--- begin Records for this task ---

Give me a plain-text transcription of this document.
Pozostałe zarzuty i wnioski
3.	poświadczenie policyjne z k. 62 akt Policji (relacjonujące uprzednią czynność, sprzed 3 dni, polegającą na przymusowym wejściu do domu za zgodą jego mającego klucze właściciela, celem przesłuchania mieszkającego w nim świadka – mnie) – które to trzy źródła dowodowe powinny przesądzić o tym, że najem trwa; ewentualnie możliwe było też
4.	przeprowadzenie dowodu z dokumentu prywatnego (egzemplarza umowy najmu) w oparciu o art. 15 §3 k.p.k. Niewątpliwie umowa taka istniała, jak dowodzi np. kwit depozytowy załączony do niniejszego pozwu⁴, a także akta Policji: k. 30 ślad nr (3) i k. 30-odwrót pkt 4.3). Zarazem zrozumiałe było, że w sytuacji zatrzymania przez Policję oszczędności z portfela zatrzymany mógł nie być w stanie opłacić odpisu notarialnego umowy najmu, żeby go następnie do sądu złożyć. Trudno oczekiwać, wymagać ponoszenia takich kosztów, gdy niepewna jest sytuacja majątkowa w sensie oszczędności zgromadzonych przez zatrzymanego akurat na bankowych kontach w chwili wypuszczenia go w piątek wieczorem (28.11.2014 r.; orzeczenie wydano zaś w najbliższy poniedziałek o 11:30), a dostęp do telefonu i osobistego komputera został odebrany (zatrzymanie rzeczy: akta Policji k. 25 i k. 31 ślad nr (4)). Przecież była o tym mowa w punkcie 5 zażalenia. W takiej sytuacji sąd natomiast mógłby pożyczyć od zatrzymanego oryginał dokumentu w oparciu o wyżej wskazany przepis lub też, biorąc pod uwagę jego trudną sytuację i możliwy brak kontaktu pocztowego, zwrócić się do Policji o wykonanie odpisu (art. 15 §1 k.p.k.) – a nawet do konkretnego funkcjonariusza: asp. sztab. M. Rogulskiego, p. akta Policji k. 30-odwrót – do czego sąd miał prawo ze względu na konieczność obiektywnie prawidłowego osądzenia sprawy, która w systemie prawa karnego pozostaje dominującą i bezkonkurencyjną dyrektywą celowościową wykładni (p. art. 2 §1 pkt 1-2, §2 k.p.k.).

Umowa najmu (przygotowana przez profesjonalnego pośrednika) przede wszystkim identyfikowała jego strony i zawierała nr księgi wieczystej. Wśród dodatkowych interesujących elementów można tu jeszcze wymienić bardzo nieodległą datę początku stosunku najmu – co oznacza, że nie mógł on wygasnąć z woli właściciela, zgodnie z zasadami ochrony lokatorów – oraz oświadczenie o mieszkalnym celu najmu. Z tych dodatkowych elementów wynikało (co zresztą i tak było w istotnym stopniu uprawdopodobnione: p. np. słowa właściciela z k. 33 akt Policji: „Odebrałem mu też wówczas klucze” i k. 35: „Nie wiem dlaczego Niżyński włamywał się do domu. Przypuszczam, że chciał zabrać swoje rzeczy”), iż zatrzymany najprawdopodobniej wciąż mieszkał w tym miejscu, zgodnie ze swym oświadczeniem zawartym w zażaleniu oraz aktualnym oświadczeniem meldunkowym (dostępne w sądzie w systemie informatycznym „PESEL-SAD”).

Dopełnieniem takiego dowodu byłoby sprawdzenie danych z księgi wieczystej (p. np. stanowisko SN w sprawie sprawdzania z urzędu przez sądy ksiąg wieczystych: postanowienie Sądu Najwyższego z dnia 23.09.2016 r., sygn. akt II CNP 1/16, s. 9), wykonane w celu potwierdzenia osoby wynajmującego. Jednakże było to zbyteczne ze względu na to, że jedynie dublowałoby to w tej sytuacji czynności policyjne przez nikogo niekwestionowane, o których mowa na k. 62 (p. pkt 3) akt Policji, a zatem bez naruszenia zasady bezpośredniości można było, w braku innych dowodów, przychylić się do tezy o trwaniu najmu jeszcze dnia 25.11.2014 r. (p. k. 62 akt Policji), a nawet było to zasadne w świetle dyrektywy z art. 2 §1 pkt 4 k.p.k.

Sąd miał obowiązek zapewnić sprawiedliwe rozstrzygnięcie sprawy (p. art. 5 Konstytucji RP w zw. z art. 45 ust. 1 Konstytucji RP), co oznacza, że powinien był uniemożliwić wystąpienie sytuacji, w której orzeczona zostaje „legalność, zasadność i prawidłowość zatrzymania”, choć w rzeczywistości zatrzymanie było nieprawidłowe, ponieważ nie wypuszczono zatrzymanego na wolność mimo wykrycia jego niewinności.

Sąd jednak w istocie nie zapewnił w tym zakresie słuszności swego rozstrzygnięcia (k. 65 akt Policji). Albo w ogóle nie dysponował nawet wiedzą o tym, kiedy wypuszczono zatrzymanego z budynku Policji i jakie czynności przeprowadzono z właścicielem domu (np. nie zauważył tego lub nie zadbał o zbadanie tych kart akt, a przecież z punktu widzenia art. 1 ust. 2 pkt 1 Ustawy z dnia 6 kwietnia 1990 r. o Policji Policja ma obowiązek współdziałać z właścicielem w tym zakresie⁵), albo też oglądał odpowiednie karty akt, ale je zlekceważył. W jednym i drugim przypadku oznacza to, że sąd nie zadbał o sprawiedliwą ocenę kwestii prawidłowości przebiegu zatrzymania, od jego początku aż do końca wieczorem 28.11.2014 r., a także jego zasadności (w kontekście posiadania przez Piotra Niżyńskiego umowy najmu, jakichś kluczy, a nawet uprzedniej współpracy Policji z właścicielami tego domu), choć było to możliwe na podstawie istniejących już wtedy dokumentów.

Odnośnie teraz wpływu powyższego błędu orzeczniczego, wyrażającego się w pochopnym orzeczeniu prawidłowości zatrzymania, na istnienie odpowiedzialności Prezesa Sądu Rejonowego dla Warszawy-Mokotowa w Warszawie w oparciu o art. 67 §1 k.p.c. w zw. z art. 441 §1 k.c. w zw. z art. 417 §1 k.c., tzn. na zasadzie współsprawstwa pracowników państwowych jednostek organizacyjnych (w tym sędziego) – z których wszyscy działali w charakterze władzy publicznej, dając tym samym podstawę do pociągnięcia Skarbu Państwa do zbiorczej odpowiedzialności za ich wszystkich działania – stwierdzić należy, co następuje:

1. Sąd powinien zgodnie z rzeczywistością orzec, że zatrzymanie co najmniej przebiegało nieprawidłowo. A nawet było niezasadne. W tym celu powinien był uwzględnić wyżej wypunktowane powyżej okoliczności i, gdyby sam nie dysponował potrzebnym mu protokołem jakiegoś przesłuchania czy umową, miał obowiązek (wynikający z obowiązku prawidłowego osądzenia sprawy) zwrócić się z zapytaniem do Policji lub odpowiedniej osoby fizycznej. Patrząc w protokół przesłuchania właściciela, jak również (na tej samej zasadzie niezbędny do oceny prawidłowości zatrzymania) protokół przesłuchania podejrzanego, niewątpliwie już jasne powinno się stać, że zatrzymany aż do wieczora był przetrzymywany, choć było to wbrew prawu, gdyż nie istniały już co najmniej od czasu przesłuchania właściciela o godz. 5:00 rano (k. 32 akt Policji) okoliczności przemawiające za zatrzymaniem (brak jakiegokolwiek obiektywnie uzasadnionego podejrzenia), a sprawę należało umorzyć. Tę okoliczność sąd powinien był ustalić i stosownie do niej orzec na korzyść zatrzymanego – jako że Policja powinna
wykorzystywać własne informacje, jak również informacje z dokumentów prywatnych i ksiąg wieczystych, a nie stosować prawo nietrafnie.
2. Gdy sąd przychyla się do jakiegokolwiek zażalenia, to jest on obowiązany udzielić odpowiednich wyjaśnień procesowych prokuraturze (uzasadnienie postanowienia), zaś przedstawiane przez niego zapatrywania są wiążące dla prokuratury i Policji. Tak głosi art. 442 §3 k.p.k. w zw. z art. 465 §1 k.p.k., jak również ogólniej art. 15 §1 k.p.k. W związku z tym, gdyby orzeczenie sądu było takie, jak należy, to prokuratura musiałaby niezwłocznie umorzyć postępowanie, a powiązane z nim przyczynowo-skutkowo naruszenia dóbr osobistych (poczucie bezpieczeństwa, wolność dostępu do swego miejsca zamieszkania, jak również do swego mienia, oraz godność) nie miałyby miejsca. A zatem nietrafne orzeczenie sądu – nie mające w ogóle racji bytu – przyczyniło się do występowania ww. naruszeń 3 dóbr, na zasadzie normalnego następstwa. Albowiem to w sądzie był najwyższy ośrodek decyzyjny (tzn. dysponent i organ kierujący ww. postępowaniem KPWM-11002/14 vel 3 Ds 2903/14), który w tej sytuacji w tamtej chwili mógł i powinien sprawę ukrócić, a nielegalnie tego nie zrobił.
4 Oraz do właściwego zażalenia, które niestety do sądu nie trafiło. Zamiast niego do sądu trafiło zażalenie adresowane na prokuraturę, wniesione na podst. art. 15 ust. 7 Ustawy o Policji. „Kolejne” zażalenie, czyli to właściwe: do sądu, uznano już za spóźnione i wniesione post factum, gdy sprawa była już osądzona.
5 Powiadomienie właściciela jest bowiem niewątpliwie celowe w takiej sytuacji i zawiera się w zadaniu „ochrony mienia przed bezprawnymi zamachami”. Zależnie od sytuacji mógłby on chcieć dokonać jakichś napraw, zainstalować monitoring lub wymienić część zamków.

--- end Records for this task ---

(Written request) Where a line in the entries holds "ksiąg", copy that line.

(Exercise output)
Dopełnieniem takiego dowodu byłoby sprawdzenie danych z księgi wieczystej (p. np. stanowisko SN w sprawie sprawdzania z urzędu przez sądy ksiąg wieczystych: postanowienie Sądu Najwyższego z dnia 23.09.2016 r., sygn. akt II CNP 1/16, s. 9), wykonane w celu potwierdzenia osoby wynajmującego. Jednakże było to zbyteczne ze względu na to, że jedynie dublowałoby to w tej sytuacji czynności policyjne przez nikogo niekwestionowane, o których mowa na k. 62 (p. pkt 3) akt Policji, a zatem bez naruszenia zasady bezpośredniości można było, w braku innych dowodów, przychylić się do tezy o trwaniu najmu jeszcze dnia 25.11.2014 r. (p. k. 62 akt Policji), a nawet było to zasadne w świetle dyrektywy z art. 2 §1 pkt 4 k.p.k.
wykorzystywać własne informacje, jak również informacje z dokumentów prywatnych i ksiąg wieczystych, a nie stosować prawo nietrafnie.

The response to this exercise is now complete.